Collected data entries
====

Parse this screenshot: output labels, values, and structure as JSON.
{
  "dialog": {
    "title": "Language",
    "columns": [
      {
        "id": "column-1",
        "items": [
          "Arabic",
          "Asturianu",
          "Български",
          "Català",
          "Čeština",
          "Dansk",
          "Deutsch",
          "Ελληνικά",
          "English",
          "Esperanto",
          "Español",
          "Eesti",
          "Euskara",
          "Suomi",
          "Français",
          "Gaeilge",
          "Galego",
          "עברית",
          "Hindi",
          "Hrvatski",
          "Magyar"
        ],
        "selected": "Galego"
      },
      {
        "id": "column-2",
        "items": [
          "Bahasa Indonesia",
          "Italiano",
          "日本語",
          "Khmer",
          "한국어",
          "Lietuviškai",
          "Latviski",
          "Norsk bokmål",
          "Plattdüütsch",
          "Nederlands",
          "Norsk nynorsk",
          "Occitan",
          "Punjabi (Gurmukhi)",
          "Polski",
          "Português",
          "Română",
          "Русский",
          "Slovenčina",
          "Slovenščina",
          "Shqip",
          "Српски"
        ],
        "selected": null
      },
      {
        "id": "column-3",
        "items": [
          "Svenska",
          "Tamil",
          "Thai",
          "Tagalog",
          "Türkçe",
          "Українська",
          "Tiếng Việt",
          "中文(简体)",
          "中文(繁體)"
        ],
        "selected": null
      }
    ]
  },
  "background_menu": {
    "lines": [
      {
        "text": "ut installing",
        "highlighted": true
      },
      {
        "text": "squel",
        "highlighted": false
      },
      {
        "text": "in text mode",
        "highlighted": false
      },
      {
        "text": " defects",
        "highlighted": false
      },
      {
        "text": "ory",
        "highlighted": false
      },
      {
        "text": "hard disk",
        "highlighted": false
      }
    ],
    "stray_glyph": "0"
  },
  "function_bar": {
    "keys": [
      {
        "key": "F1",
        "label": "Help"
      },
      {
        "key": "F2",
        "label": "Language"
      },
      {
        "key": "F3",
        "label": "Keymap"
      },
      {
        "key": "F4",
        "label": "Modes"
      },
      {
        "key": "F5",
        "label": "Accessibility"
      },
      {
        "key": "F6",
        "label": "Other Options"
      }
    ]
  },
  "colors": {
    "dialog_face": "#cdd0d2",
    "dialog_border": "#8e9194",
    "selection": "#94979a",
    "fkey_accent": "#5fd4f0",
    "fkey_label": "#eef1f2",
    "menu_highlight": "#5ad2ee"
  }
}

====

## Task to complete:
Repeat the data above exactly.

## Solution to this exercise:
Parse this screenshot: output labels, values, and structure as JSON.
{
  "dialog": {
    "title": "Language",
    "columns": [
      {
        "id": "column-1",
        "items": [
          "Arabic",
          "Asturianu",
          "Български",
          "Català",
          "Čeština",
          "Dansk",
          "Deutsch",
          "Ελληνικά",
          "English",
          "Esperanto",
          "Español",
          "Eesti",
          "Euskara",
          "Suomi",
          "Français",
          "Gaeilge",
          "Galego",
          "עברית",
          "Hindi",
          "Hrvatski",
          "Magyar"
        ],
        "selected": "Galego"
      },
      {
        "id": "column-2",
        "items": [
          "Bahasa Indonesia",
          "Italiano",
          "日本語",
          "Khmer",
          "한국어",
          "Lietuviškai",
          "Latviski",
          "Norsk bokmål",
          "Plattdüütsch",
          "Nederlands",
          "Norsk nynorsk",
          "Occitan",
          "Punjabi (Gurmukhi)",
          "Polski",
          "Português",
          "Română",
          "Русский",
          "Slovenčina",
          "Slovenščina",
          "Shqip",
          "Српски"
        ],
        "selected": null
      },
      {
        "id": "column-3",
        "items": [
          "Svenska",
          "Tamil",
          "Thai",
          "Tagalog",
          "Türkçe",
          "Українська",
          "Tiếng Việt",
          "中文(简体)",
          "中文(繁體)"
        ],
        "selected": null
      }
    ]
  },
  "background_menu": {
    "lines": [
      {
        "text": "ut installing",
        "highlighted": true
      },
      {
        "text": "squel",
        "highlighted": false
      },
      {
        "text": "in text mode",
        "highlighted": false
      },
      {
        "text": " defects",
        "highlighted": false
      },
      {
        "text": "ory",
        "highlighted": false
      },
      {
        "text": "hard disk",
        "highlighted": false
      }
    ],
    "stray_glyph": "0"
  },
  "function_bar": {
    "keys": [
      {
        "key": "F1",
        "label": "Help"
      },
      {
        "key": "F2",
        "label": "Language"
      },
      {
        "key": "F3",
        "label": "Keymap"
      },
      {
        "key": "F4",
        "label": "Modes"
      },
      {
        "key": "F5",
        "label": "Accessibility"
      },
      {
        "key": "F6",
        "label": "Other Options"
      }
    ]
  },
  "colors": {
    "dialog_face": "#cdd0d2",
    "dialog_border": "#8e9194",
    "selection": "#94979a",
    "fkey_accent": "#5fd4f0",
    "fkey_label": "#eef1f2",
    "menu_highlight": "#5ad2ee"
  }
}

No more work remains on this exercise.